La grande majorité des prolétaires est cependant encore profondément intoxiquée par le démocratisme et le nationalisme. La prétendue «révolution orange» qui aurait fait passer sur l’Ukraine le souffle de la démocratie, de la libre et pacifique expression de chacun, dans le respect de l’indépendance nationale, et, surtout dans la privatisation accélérée des entreprises et la circulation et la circulation des capitaux, n’était qu’une illusion bourgeoise: à l’époque de l’impérialisme la souveraineté nationale se réduit à une simple formule de propagande agitée pour se faire passer pour la victime d’une «agression» de puissances rivales et demander un soutien aux alliés du moment, alors que dans la réalité des faits économiques et financiers, elle n’est qu’un paravent couvrant l’activité des grands groupes nationaux ou extra-nationaux.

_ _ _ _

■ Consignes ■
1 > D'après le texte sur l'Ukraine, qu'aurait apporté la prétendue « révolution orange » ? Dressez-en la liste complète.
2 > Rédigez la suite du texte sur l'Ukraine, à partir de sa dernière phrase.
Le listing qui suit est un matériau distinct du texte sur l'Ukraine.

Données de localisation des éléments

_ _ _ _

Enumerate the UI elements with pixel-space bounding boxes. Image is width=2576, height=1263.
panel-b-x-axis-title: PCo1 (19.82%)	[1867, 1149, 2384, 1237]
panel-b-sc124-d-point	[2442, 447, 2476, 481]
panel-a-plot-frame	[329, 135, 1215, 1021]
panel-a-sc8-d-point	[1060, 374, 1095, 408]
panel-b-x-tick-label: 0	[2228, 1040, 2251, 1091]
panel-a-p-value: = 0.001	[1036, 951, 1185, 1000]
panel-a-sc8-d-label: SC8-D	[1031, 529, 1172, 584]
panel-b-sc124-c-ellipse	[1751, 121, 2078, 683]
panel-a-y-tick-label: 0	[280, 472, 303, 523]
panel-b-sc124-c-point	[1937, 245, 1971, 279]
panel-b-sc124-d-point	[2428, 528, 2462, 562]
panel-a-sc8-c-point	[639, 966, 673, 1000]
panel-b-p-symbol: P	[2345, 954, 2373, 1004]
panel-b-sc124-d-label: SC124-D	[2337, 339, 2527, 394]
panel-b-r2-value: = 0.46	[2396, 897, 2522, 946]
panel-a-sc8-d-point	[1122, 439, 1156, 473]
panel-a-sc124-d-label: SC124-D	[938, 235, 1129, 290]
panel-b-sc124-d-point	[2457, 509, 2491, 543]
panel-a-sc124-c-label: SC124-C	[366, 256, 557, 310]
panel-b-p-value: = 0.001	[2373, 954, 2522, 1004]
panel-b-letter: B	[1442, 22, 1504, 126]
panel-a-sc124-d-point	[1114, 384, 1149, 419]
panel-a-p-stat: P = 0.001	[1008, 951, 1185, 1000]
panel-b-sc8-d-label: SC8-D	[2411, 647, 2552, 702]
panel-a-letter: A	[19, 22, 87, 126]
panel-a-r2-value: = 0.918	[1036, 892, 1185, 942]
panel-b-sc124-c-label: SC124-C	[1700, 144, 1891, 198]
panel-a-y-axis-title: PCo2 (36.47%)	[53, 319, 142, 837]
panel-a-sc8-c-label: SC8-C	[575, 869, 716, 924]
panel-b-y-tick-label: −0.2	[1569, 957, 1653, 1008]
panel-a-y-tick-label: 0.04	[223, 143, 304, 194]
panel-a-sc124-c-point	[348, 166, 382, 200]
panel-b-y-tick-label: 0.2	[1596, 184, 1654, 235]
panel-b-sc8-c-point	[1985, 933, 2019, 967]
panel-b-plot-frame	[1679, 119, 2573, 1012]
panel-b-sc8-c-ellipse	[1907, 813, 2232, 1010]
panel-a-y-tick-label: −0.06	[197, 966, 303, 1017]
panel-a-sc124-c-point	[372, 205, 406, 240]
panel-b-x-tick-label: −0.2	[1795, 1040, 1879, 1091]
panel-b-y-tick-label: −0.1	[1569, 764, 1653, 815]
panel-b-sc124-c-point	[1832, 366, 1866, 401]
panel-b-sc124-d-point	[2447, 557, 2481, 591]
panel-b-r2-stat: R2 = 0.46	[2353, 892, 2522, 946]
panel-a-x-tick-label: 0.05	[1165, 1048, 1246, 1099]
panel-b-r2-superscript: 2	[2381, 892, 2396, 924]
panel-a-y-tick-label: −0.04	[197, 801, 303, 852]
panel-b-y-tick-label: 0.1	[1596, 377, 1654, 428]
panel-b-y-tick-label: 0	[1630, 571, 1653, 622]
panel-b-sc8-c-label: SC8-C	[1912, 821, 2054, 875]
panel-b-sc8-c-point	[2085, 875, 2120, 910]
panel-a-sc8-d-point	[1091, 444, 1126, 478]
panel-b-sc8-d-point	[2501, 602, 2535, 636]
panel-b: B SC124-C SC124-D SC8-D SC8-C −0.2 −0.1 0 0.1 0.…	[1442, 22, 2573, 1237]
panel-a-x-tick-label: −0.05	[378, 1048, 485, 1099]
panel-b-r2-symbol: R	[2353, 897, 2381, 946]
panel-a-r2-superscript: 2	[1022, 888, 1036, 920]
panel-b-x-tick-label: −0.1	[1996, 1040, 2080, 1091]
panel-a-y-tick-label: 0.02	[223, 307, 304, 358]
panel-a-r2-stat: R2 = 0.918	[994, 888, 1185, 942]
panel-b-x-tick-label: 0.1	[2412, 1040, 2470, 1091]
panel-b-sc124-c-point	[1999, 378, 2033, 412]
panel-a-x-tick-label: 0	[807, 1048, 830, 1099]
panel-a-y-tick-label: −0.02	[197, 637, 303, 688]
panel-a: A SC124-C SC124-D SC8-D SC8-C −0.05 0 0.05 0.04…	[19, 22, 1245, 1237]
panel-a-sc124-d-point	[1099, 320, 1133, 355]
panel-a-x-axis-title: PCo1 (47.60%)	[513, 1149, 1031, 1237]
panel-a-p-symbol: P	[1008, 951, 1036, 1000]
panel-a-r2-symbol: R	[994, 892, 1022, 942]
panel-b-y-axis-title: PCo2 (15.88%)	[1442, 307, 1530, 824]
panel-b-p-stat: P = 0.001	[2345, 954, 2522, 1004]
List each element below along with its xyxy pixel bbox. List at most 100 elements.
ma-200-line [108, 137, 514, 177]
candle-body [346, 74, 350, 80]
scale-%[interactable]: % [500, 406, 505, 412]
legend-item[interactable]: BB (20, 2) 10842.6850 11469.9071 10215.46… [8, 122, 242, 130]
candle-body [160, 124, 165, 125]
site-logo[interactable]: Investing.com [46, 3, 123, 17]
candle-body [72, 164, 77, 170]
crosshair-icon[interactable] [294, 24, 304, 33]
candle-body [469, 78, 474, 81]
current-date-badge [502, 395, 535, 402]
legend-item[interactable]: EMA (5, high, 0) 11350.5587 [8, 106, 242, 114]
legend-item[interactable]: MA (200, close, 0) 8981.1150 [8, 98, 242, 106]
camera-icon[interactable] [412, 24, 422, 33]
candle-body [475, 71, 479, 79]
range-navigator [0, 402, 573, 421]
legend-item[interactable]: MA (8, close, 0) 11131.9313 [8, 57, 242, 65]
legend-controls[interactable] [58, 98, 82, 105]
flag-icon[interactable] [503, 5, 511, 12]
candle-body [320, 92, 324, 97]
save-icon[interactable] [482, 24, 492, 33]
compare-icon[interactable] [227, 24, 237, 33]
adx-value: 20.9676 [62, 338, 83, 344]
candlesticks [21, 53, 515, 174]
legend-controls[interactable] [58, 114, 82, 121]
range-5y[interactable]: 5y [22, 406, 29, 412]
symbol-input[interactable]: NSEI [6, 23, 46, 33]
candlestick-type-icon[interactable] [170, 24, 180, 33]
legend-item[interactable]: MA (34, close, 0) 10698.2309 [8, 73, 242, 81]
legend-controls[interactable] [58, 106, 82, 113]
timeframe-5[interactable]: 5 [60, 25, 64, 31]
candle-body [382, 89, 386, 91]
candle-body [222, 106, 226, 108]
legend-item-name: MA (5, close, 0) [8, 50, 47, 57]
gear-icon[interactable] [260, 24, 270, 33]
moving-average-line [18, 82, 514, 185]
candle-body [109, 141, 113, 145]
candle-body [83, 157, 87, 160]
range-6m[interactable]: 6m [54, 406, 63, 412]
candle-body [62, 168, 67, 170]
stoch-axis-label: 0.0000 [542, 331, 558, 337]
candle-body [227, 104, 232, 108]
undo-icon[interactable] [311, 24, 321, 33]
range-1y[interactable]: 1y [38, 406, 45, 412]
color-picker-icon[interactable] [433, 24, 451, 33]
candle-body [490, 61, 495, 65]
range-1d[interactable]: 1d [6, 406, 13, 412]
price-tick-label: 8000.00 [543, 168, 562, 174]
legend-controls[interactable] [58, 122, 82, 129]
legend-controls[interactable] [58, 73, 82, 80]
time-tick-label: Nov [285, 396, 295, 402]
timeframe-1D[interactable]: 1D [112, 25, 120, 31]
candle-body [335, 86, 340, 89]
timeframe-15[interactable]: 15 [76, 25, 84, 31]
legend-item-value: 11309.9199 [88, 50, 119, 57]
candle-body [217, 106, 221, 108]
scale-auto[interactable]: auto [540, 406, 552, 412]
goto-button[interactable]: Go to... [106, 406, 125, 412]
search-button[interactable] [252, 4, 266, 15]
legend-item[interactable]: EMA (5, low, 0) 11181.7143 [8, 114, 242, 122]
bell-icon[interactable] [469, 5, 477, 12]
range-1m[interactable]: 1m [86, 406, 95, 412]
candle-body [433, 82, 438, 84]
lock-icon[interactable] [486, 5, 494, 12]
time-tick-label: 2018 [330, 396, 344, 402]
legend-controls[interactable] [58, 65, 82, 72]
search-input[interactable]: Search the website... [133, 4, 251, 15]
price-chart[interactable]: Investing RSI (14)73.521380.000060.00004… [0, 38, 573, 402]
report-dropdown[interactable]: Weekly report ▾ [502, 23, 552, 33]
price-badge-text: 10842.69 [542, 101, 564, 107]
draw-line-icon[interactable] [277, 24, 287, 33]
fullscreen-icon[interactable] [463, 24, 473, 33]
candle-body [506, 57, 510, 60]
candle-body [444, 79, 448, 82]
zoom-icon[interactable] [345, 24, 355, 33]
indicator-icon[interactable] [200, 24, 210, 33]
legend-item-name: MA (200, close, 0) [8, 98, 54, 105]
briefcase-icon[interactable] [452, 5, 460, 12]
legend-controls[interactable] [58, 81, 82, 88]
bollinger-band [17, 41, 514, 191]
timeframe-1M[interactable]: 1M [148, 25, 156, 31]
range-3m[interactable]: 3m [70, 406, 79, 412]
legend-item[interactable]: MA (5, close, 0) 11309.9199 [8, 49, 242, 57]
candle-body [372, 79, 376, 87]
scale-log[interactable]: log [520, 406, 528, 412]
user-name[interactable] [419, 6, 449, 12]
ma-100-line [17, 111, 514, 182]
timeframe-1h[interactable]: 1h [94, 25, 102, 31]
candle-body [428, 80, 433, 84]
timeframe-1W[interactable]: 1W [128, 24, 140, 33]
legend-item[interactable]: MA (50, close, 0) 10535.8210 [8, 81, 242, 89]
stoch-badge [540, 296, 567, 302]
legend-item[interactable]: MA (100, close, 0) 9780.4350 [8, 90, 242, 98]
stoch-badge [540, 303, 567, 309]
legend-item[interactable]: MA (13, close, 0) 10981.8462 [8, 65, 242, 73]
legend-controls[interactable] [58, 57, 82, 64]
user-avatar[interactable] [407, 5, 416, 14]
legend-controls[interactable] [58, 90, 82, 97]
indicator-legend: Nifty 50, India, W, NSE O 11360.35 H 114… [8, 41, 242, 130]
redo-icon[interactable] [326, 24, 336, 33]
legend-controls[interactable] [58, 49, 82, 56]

_ _ _ _

■ Réponses ■
1 >
- le souffle de la démocratie
- la libre et pacifique expression de chacun
- le respect de l'indépendance nationale
- la privatisation accélérée des entreprises
- la circulation des capitaux

2 >
C’est pourquoi en appeler à la souveraineté nationale, au droit international ou aux traités diplomatiques est en définitive une façon de justifier la défense d’intérêts jamais ouvertement déclarés en tant que tels et imposés par la force. Les mouvements populaires qui glorifient la paix, la démocratie, la lutte contre la corruption et l’illégalité, etc. et qui, à la façon des Indignés d’Espagne et d’ailleurs se nomment «euromaïdan» ou autre, ne sont que des véhicules politiques et idéologiques contre un éventuel réveil de classe du prolétariat.

Les grèves des mineurs du Donbass ont démontré, face à l’exaspération des contradictions capitalistes qui se sont transformées en affrontement armés, que les intérêts prolétariens et bourgeois sont irréductiblement opposés. Sur cette voie, les prolétaires peuvent trouver une orientation les menant vers l’affirmation de leur force de classe, vers la constitution de leur propre mouvement, de leurs propres organisations, vers l’affrontement ouvert entre les classes sur un plan complètement différent de celui de la guerre entre bourgeois.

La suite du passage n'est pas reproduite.